■ **Records provided**:
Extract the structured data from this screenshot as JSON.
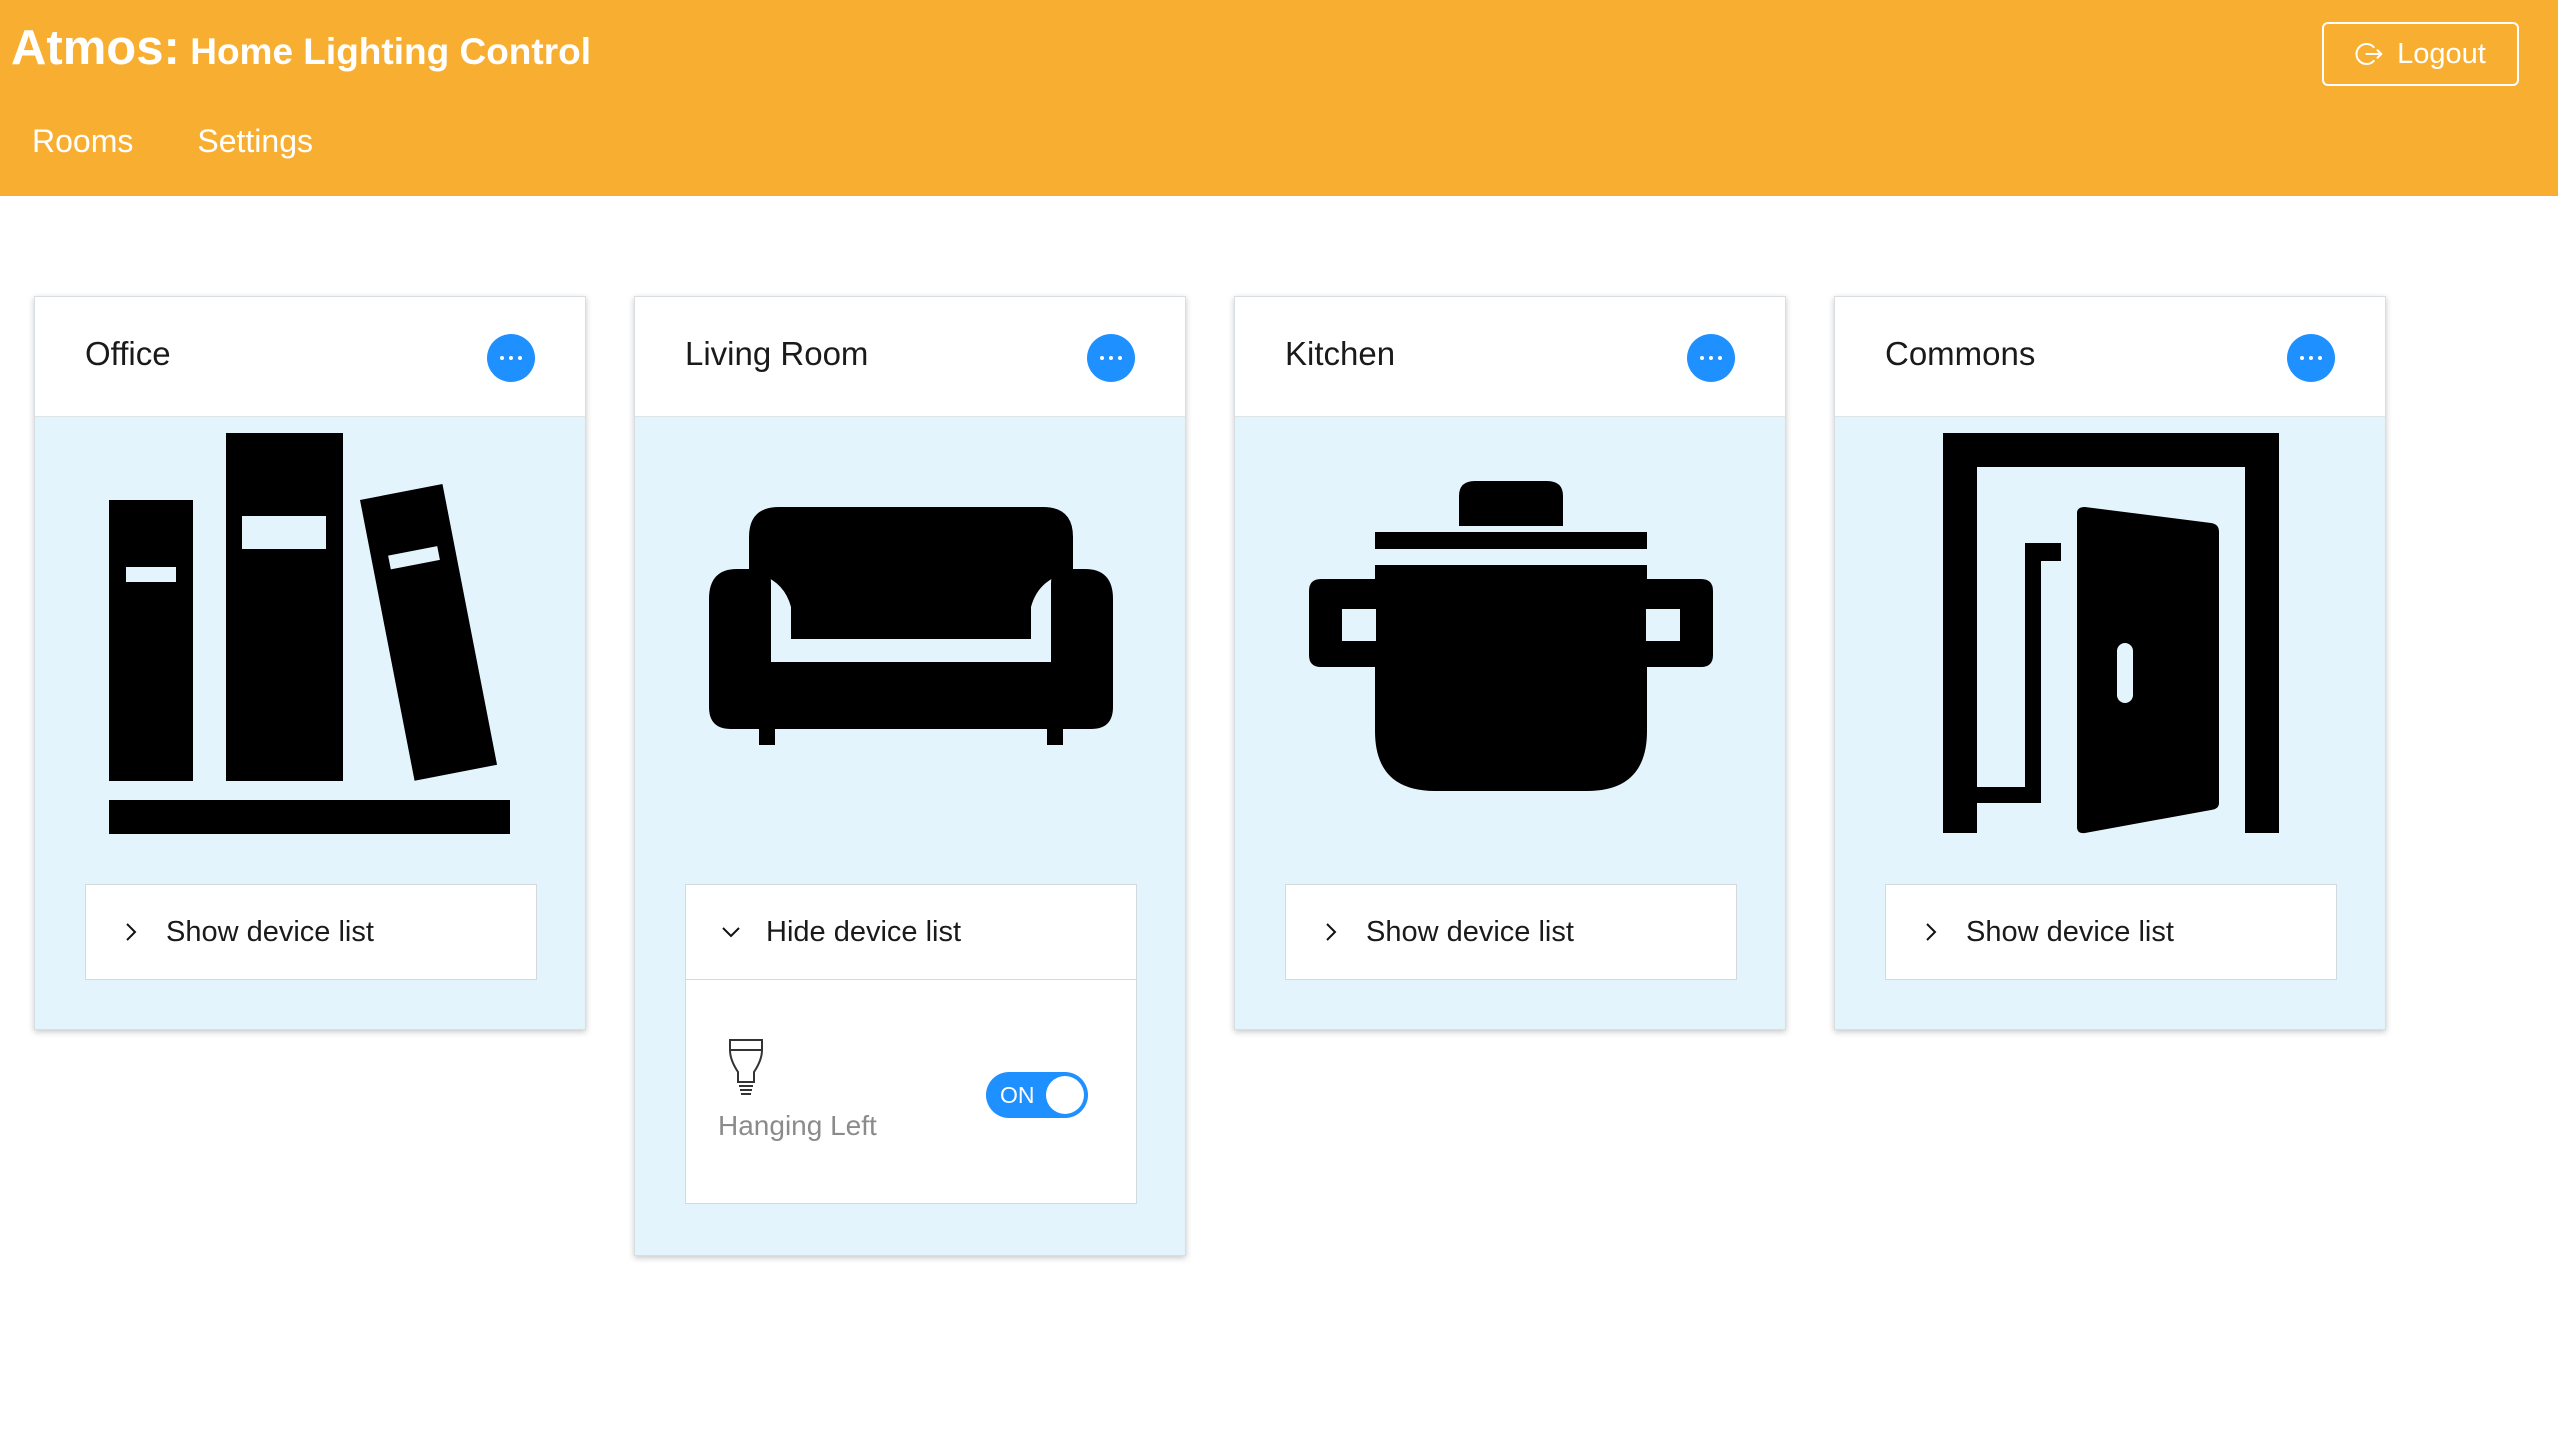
{
  "app": {
    "name": "Atmos:",
    "subtitle": "Home Lighting Control"
  },
  "nav": {
    "items": [
      {
        "label": "Rooms"
      },
      {
        "label": "Settings"
      }
    ]
  },
  "logout": {
    "label": "Logout",
    "icon": "logout-icon"
  },
  "colors": {
    "header": "#F8AF31",
    "accent": "#1E90FF",
    "card_background": "#E4F4FC"
  },
  "rooms": [
    {
      "title": "Office",
      "icon": "bookshelf-icon",
      "toggle_label": "Show device list",
      "expanded": false
    },
    {
      "title": "Living Room",
      "icon": "sofa-icon",
      "toggle_label": "Hide device list",
      "expanded": true,
      "devices": [
        {
          "name": "Hanging Left",
          "icon": "lightbulb-icon",
          "state": "ON"
        }
      ]
    },
    {
      "title": "Kitchen",
      "icon": "cooking-pot-icon",
      "toggle_label": "Show device list",
      "expanded": false
    },
    {
      "title": "Commons",
      "icon": "open-door-icon",
      "toggle_label": "Show device list",
      "expanded": false
    }
  ]
}
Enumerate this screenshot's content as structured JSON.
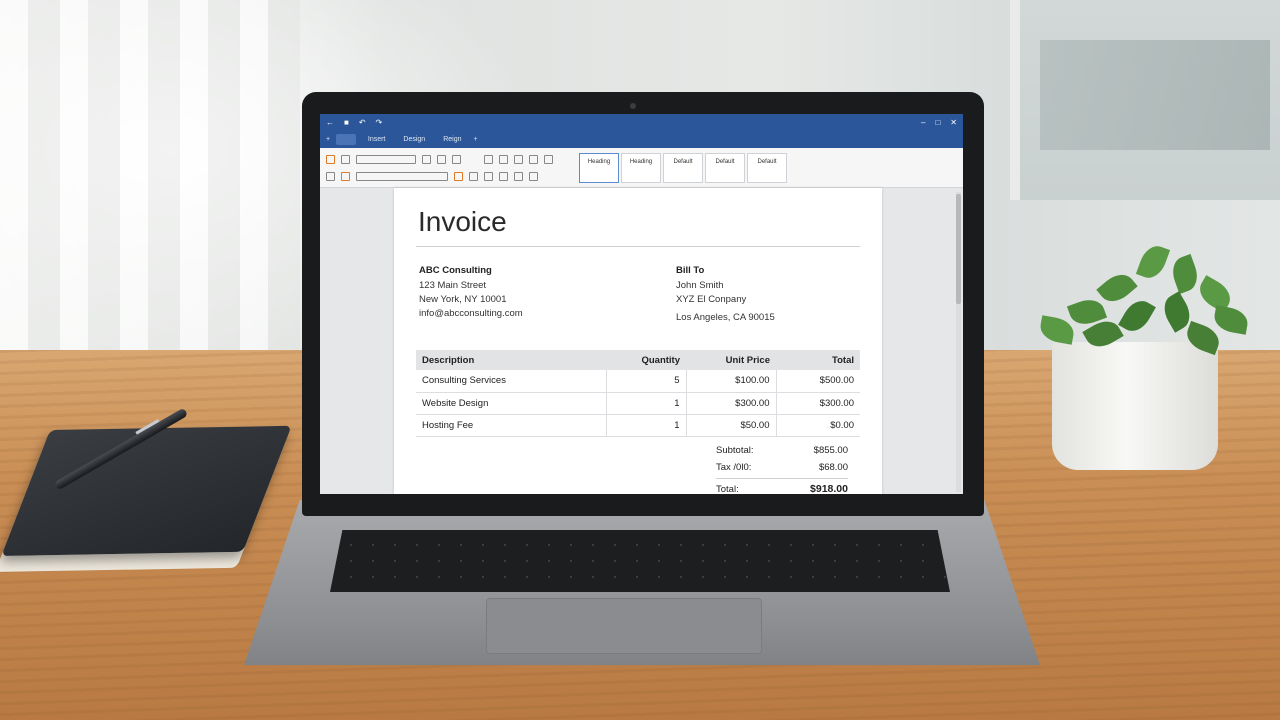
{
  "app": {
    "tabs": [
      "Insert",
      "Design",
      "Reign"
    ],
    "styles": [
      "Heading",
      "Heading",
      "Default",
      "Default",
      "Default"
    ]
  },
  "invoice": {
    "title": "Invoice",
    "from": {
      "name": "ABC Consulting",
      "street": "123 Main Street",
      "city": "New York, NY 10001",
      "email": "info@abcconsulting.com"
    },
    "bill_to": {
      "heading": "Bill To",
      "name": "John Smith",
      "company": "XYZ El Conpany",
      "city": "Los Angeles, CA 90015"
    },
    "table": {
      "headers": [
        "Description",
        "Quantity",
        "Unit Price",
        "Total"
      ],
      "rows": [
        [
          "Consulting Services",
          "5",
          "$100.00",
          "$500.00"
        ],
        [
          "Website Design",
          "1",
          "$300.00",
          "$300.00"
        ],
        [
          "Hosting Fee",
          "1",
          "$50.00",
          "$0.00"
        ]
      ]
    },
    "totals": {
      "subtotal_label": "Subtotal:",
      "subtotal": "$855.00",
      "tax_label": "Tax /0l0:",
      "tax": "$68.00",
      "total_label": "Total:",
      "total": "$918.00"
    }
  }
}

■ **What you need to do**: In the records above, find each line holding "structured" and copy it.

■ **The completed task**:
Extract the structured data from this screenshot as JSON.
Enumerate this screenshot's content as structured JSON.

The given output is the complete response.